-------- Text to read
A simple playbook to break in fast

  1. Pick a vertical you can learn deeply. Industrial/manufacturing, med-adjacent, or infrastructure tech are welcoming to newcomers who study the product and buyer. (The pay data for technical/scientific reps reflects this.) Bureau of Labor Statistics
  2. Start as an SDR/BDR or Junior AE. Seek teams with formal training, clear quotas, and mentorship; avoid “sink-or-swim” shops. Use metrics (conversations booked, SQLs, close rate) to narrate your impact early.
  3. Skill up deliberately. Daily reps on cold outreach, discovery frameworks (SPICED, MEDDICC basics), CRM hygiene, and demo skills. Treat AI as a co-pilot for research and drafting, not a crutch.  The folks who become the very best salespeople are autodidacts.  (Less than 120 U.S. colleges and universities have formally recognized sales programs, representing less than 5% of four-year institutions.  Sales is something most learn on-the-job.)
----------------
■ **Tasks and exercises**
a – From the sales playbook, list every skill that step 3 recommends practicing in daily reps.
b – Proceed with the sales playbook, picking up right after its final sentence.
-------- Information given
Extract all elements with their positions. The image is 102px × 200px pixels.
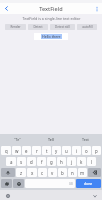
button[interactable]: Text (68, 134, 102, 145)
staticText: g (50, 159, 53, 165)
button[interactable]: j (67, 157, 76, 166)
staticText: b (61, 170, 64, 176)
button[interactable]: v (48, 168, 57, 177)
button[interactable]: d (27, 157, 36, 166)
staticText: "Te" (14, 137, 21, 142)
staticText: k (80, 159, 83, 165)
button[interactable]: u (62, 146, 71, 155)
button[interactable]: k (77, 157, 86, 166)
button[interactable]: h (57, 157, 66, 166)
staticText: x (31, 170, 34, 176)
staticText: autoFill (82, 25, 93, 29)
button[interactable]: m (78, 168, 87, 177)
button[interactable]: Back (0, 3, 13, 14)
button[interactable]: c (38, 168, 47, 177)
button[interactable]: Detect (28, 24, 48, 30)
button[interactable]: b (58, 168, 67, 177)
staticText: f (41, 159, 43, 165)
button[interactable]: r (32, 146, 41, 155)
button[interactable]: n (68, 168, 77, 177)
button[interactable]: z (16, 168, 26, 177)
staticText: l (91, 159, 93, 165)
button[interactable]: Symbols (1, 179, 12, 188)
button[interactable]: a (6, 157, 16, 166)
staticText: TextField is a single-line text editor (22, 16, 81, 21)
button[interactable]: Backspace (88, 168, 101, 177)
staticText: z (20, 170, 23, 176)
button[interactable]: l (87, 157, 96, 166)
button[interactable]: Tell (34, 134, 68, 145)
button[interactable]: i (72, 146, 81, 155)
button[interactable]: q (1, 146, 11, 155)
button[interactable]: f (37, 157, 46, 166)
button[interactable]: autoFill (77, 24, 97, 30)
staticText: Hello there (42, 34, 61, 39)
staticText: Detect (33, 25, 43, 29)
button[interactable]: Space (25, 179, 75, 188)
button[interactable]: t (42, 146, 51, 155)
staticText: TextField (39, 5, 63, 12)
button[interactable]: w (12, 146, 21, 155)
button[interactable]: Change keyboard (4, 192, 11, 199)
staticText: a (10, 159, 13, 165)
staticText: m (80, 170, 85, 176)
staticText: Detect still (55, 25, 70, 29)
staticText: r (36, 148, 38, 154)
button[interactable]: Detect still (50, 24, 75, 30)
button[interactable]: Shift (1, 168, 15, 177)
staticText: d (30, 159, 33, 165)
staticText: done (84, 181, 93, 186)
staticText: GB (69, 182, 73, 186)
button[interactable]: "Te" (0, 134, 34, 145)
staticText: Render (10, 25, 21, 29)
button[interactable]: o (82, 146, 91, 155)
staticText: s (20, 159, 23, 165)
button[interactable]: Hide keyboard (91, 192, 98, 199)
staticText: y (55, 148, 58, 154)
staticText: e (25, 148, 28, 154)
button[interactable]: More options (91, 3, 102, 14)
staticText: j (71, 159, 73, 165)
staticText: q (5, 148, 8, 154)
button[interactable]: Hello there (34, 33, 68, 40)
staticText: p (95, 148, 98, 154)
button[interactable]: p (92, 146, 101, 155)
staticText: w (15, 148, 19, 154)
staticText: u (65, 148, 68, 154)
staticText: i (76, 148, 78, 154)
button[interactable]: x (27, 168, 37, 177)
button[interactable]: Render (5, 24, 26, 30)
staticText: Text (82, 137, 89, 142)
button[interactable]: done (76, 179, 101, 188)
staticText: Tell (48, 137, 54, 142)
staticText: t (46, 148, 48, 154)
staticText: n (71, 170, 74, 176)
button[interactable]: s (17, 157, 26, 166)
button[interactable]: g (47, 157, 56, 166)
staticText: h (60, 159, 63, 165)
button[interactable]: Emoji (13, 179, 24, 188)
button[interactable]: e (22, 146, 31, 155)
staticText: v (51, 170, 54, 176)
button[interactable]: y (52, 146, 61, 155)
staticText: o (85, 148, 88, 154)
staticText: c (41, 170, 44, 176)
----------------
■ **Answers per task**
a –
- Cold outreach
- Discovery frameworks (SPICED, MEDDICC basics)
- CRM hygiene
- Demo skills

b –
  4. Target comp plans with real upside. Look for fair territories, transparent accelerators, and meaningful variable pay. The structure should let effort and smarts translate directly into earnings. (BLS notes commission/bonus mixes are common in professional sales.) Bureau of Labor Statistics
  5. Document wins. Keep a brag sheet with pipeline created, win stories, and quota attainment. This is your leverage for faster promotions and OTE growth.  In sales, your addiction to achievement will serve you well.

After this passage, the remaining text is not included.